▸ **Problem description**
Your task is to give the entries back exactly, leaving nothing out.

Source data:
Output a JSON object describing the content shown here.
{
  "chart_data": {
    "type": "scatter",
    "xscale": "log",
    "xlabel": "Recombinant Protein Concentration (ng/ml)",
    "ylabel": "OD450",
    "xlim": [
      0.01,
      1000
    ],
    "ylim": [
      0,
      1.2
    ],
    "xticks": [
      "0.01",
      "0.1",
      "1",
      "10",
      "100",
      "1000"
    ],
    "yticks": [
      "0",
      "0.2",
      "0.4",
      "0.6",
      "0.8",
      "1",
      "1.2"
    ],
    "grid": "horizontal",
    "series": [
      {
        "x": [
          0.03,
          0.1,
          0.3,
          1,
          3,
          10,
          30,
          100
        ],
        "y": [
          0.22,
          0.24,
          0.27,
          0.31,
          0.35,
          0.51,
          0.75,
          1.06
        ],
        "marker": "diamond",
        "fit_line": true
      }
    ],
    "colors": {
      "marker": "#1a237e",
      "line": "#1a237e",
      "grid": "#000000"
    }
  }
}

▸ **Written reply**
Output a JSON object describing the content shown here.
{
  "chart_data": {
    "type": "scatter",
    "xscale": "log",
    "xlabel": "Recombinant Protein Concentration (ng/ml)",
    "ylabel": "OD450",
    "xlim": [
      0.01,
      1000
    ],
    "ylim": [
      0,
      1.2
    ],
    "xticks": [
      "0.01",
      "0.1",
      "1",
      "10",
      "100",
      "1000"
    ],
    "yticks": [
      "0",
      "0.2",
      "0.4",
      "0.6",
      "0.8",
      "1",
      "1.2"
    ],
    "grid": "horizontal",
    "series": [
      {
        "x": [
          0.03,
          0.1,
          0.3,
          1,
          3,
          10,
          30,
          100
        ],
        "y": [
          0.22,
          0.24,
          0.27,
          0.31,
          0.35,
          0.51,
          0.75,
          1.06
        ],
        "marker": "diamond",
        "fit_line": true
      }
    ],
    "colors": {
      "marker": "#1a237e",
      "line": "#1a237e",
      "grid": "#000000"
    }
  }
}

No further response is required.